- _DESCRIPTION OF THE TASK_: Search the material for the word "的速度行走" and report each line where it turns up.
☆ ☆ ☆ ☆ ☆
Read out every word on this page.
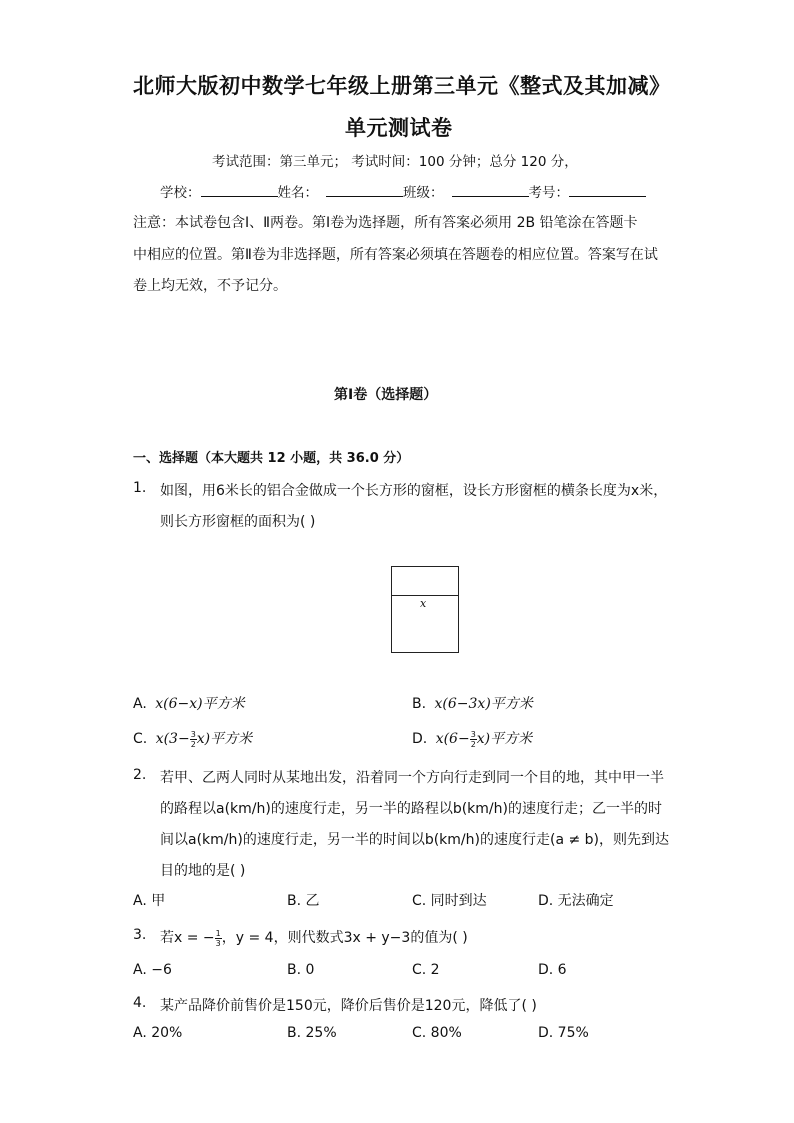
北师大版初中数学七年级上册第三单元《整式及其加减》
单元测试卷
考试范围：第三单元； 考试时间：100 分钟；总分 120 分，
学校：	姓名：	班级：	考号：
注意：本试卷包含Ⅰ、Ⅱ两卷。第Ⅰ卷为选择题，所有答案必须用 2B 铅笔涂在答题卡
中相应的位置。第Ⅱ卷为非选择题，所有答案必须填在答题卷的相应位置。答案写在试
卷上均无效，不予记分。
第Ⅰ卷（选择题）
一、选择题（本大题共 12 小题，共 36.0 分）
1. 如图，用6米长的铝合金做成一个长方形的窗框，设长方形窗框的横条长度为x米，
则长方形窗框的面积为( )
x
A. x(6−x)平方米	B. x(6−3x)平方米
C. $x(3- \frac{3}{2} x)$平方米	D. $x(6- \frac{3}{2} x)$平方米
2. 若甲、乙两人同时从某地出发，沿着同一个方向行走到同一个目的地，其中甲一半
的路程以a(km/h)的速度行走，另一半的路程以b(km/h)的速度行走；乙一半的时
间以a(km/h)的速度行走，另一半的时间以b(km/h)的速度行走(a ≠ b)，则先到达
目的地的是( )
A. 甲	B. 乙	C. 同时到达	D. 无法确定
3. 若x = − $\frac{1}{3}$ ，y = 4，则代数式3x + y−3的值为( )
A. −6	B. 0	C. 2	D. 6
4. 某产品降价前售价是150元，降价后售价是120元，降低了( )
A. 20%	B. 25%	C. 80%	D. 75%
☆ ☆ ☆ ☆ ☆
- _WRITTEN SOLUTION_:
的路程以a(km/h)的速度行走，另一半的路程以b(km/h)的速度行走；乙一半的时
间以a(km/h)的速度行走，另一半的时间以b(km/h)的速度行走(a ≠ b)，则先到达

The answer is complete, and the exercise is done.